_EXERCISE INSTRUCTIONS_. In the excerpt below on 3D convolutional networks and behavior recognition, list every symbol that the text defines for the formula giving the combined feature vector, along with what each one stands for.

____ SOURCE

3D Convolutional Networks are suitable for processing temporal data and can simultaneously extract spatial and temporal features. The basic structure includes: · 3D Convolutional Layer: Similar to 2D convolution but performs convolution in three dimensions simultaneously. Let the input be X ∈ ℝ^D×H×W and the convolution kernel be K ∈ ℝ^{C×D_k×H_k×W_k} , the convolution operation can be expressed as: 15 $Z [t, h, w] = \sum_{c = 1}^{C} \sum_{i = 1}^{D_{k}} \sum_{j = 1}^{H_{k}} \sum_{k = 1}^{W_{k}} X [c, t + i, h + j, w + k] \cdot K [c, i, j, k]$ 3D Pooling Layer: Similar to max pooling, it downsamples across three dimensions to reduce data dimensionality. The 3D max pooling can be expressed as: 16 $P [t, h, w] = max_{i \in window, j \in window, k \in window} Z [t + i, h + j, w + k]$

4.3

Combination of CNN and 3D Convolutional Networks

In this model, the combination of CNN and 3D Convolutional Networks is primarily achieved through the following means:

First, CNN is used to extract spatial features from visible light images. Then, a 3D Convolutional Network processes dynamic features generated from temporal data.

The features extracted from both the CNN and the 3D Convolutional Network are concatenated or weighted to form a combined feature vector that utilizes.17 $F_{c o m b i n e d} = α \cdot F_{C N N} + (1 - α) \cdot F_{3 D}$ where F_combined is the combined feature, F_CNN and F_3D are the features extracted by the CNN and the 3D Convolutional Network, respectively, and α is the fusion coefficient. 3. Classification Output:

Finally, a fully connected layer is used to classify the combined features and perform behavior recognition.

Through this structural combination, the model can effectively capture dynamic behaviors in complex scenes, improving the accuracy and robustness of behavior recognition.

5

Recognition of Personnel Behavior in Different Work Scenarios

5.1

Recognition of Personnel Behavior in Hoisting Operations

In hoisting operations, appropriate construction equipment (such as cranes) is utilized. Therefore, when recognizing dangerous behaviors of personnel in hoisting scenarios, it is essential to consider not only whether the personnel are wearing safety protective devices but also the potential hazards posed by the construction equipment to the personnel. The boom and hoisted load are two types of equipment that pose a significant risk to workers in hoisting scenarios.

To obtain the spatial position of the boom, this project treats it as a straight line in space, similar to the spatial positioning of personnel. The boom rotation detection frame and point cloud data are used to extract the points within the boom frame through inner and outer parameter mapping. Subsequently, the RANSAC (Random Sample Consensus) algorithm is used to fit a straight line. Two points can determine a line, and in each iteration, two randomly selected points are chosen to calculate the equation of the line. The distance between each point and the line is then calculated. If the distance is less than a specified limit, that point is classified as an inlier for that iteration.

________
____ GIVEN DATA

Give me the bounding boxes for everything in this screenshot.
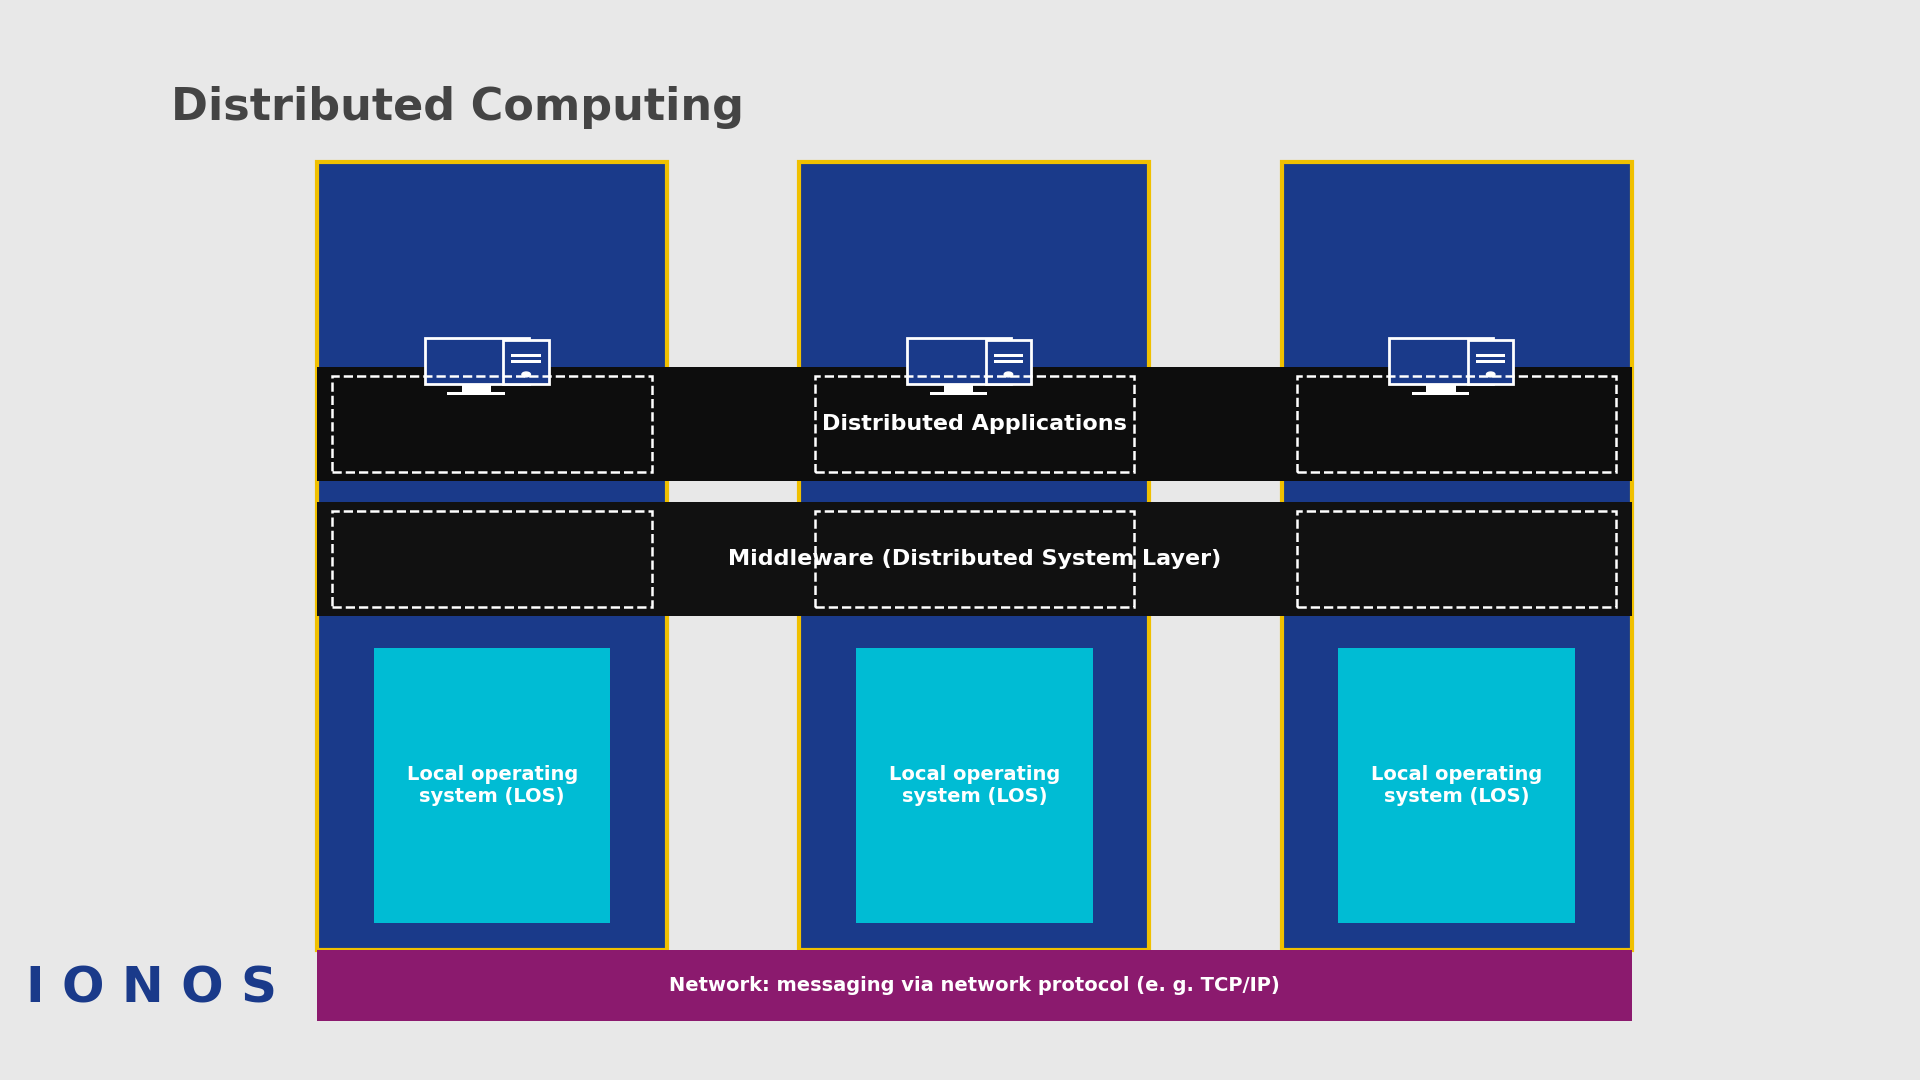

________
____ GIVEN DATA

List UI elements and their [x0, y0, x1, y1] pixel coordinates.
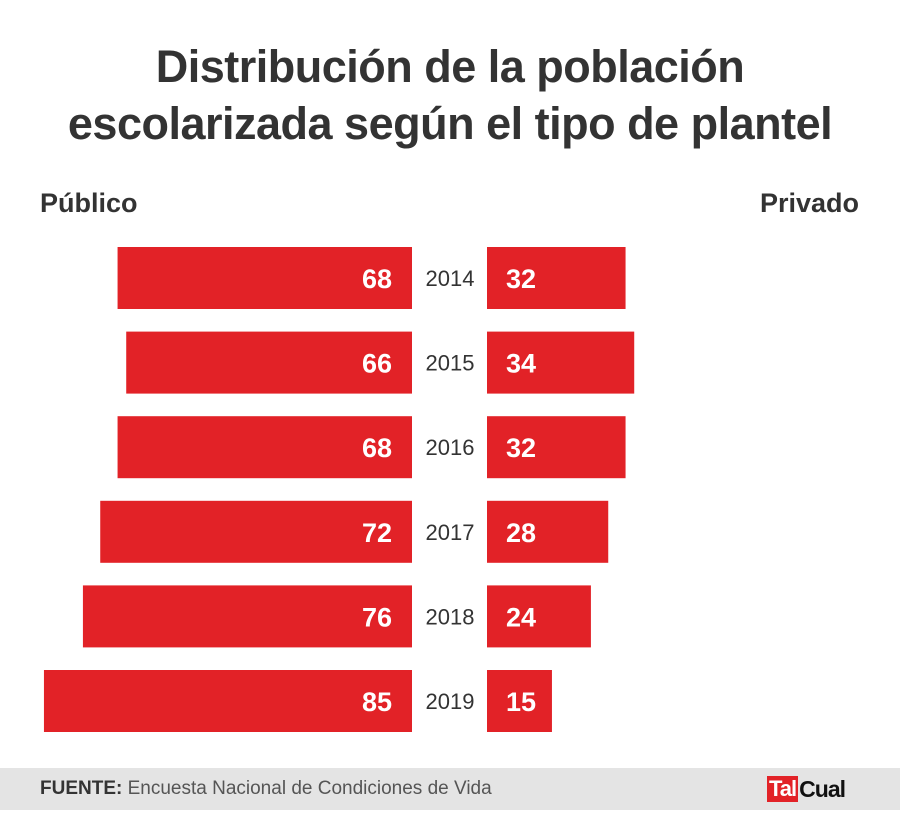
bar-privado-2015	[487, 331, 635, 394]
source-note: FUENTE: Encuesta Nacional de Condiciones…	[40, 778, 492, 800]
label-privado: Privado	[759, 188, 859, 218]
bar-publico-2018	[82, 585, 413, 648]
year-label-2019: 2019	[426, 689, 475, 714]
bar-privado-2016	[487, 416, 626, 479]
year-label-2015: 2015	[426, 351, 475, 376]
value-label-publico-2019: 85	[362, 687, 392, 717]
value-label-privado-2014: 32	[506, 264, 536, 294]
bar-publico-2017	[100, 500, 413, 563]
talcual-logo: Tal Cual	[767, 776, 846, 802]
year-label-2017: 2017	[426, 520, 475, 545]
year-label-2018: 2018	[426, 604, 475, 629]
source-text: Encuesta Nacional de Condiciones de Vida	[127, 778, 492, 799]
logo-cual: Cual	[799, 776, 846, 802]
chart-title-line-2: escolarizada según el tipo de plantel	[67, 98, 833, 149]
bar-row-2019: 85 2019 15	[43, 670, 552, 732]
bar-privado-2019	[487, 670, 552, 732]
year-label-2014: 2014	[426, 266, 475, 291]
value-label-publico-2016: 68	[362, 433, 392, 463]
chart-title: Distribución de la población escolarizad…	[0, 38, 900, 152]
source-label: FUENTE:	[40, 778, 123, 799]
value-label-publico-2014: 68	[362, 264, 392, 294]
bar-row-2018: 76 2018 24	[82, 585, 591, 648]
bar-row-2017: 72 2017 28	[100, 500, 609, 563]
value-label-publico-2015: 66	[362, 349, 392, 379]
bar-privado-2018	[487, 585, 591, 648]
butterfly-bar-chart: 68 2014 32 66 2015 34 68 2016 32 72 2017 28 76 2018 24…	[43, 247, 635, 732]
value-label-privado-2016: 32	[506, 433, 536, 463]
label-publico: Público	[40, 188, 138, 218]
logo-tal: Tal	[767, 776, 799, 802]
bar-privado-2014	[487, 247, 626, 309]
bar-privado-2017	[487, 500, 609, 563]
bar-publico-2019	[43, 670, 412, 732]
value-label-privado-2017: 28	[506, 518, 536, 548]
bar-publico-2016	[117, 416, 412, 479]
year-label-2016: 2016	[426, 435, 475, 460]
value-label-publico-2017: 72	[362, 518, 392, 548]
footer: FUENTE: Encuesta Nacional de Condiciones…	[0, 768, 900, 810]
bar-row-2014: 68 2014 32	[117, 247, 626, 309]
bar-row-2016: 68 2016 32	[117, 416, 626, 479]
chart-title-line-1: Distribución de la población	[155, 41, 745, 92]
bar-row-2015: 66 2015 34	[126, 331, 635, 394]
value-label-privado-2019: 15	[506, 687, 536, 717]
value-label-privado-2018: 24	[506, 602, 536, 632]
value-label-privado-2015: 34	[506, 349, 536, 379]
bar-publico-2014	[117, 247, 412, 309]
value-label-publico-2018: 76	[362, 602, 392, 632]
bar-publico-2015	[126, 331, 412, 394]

________

_TASK RESULT_.
- F_combined: the combined feature
- F_CNN: the features extracted by the CNN
- F_3D: the features extracted by the 3D Convolutional Network
- α: the fusion coefficient